PROBLEM STATEMENT
Transcribe all the entries word for word, skipping the pictures.

(Recorded data)
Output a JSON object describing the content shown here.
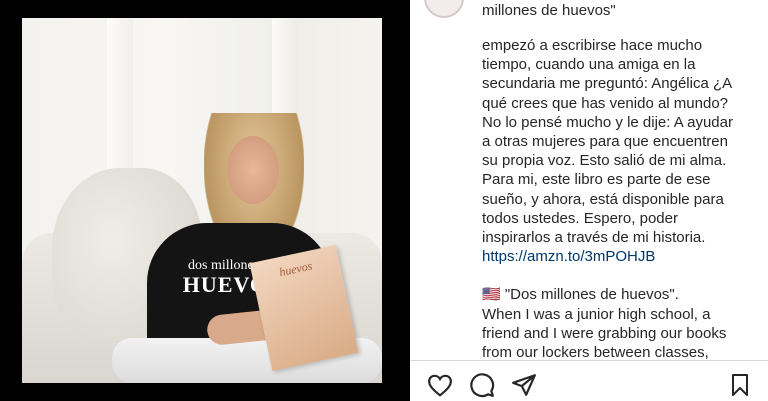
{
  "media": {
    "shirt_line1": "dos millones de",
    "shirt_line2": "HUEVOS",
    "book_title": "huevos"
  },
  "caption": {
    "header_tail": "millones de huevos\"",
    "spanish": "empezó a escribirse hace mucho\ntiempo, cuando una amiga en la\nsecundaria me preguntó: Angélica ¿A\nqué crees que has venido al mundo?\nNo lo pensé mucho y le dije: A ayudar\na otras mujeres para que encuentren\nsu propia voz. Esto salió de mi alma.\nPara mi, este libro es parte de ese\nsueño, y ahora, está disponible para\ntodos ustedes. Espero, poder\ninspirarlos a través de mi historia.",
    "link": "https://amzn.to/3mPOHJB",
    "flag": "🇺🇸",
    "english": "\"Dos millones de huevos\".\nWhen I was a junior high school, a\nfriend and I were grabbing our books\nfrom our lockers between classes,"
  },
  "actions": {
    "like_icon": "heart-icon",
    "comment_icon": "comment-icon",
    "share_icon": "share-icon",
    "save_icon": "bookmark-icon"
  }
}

WRITTEN REPLY
Output a JSON object describing the content shown here.
{
  "media": {
    "shirt_line1": "dos millones de",
    "shirt_line2": "HUEVOS",
    "book_title": "huevos"
  },
  "caption": {
    "header_tail": "millones de huevos\"",
    "spanish": "empezó a escribirse hace mucho\ntiempo, cuando una amiga en la\nsecundaria me preguntó: Angélica ¿A\nqué crees que has venido al mundo?\nNo lo pensé mucho y le dije: A ayudar\na otras mujeres para que encuentren\nsu propia voz. Esto salió de mi alma.\nPara mi, este libro es parte de ese\nsueño, y ahora, está disponible para\ntodos ustedes. Espero, poder\ninspirarlos a través de mi historia.",
    "link": "https://amzn.to/3mPOHJB",
    "flag": "🇺🇸",
    "english": "\"Dos millones de huevos\".\nWhen I was a junior high school, a\nfriend and I were grabbing our books\nfrom our lockers between classes,"
  },
  "actions": {
    "like_icon": "heart-icon",
    "comment_icon": "comment-icon",
    "share_icon": "share-icon",
    "save_icon": "bookmark-icon"
  }
}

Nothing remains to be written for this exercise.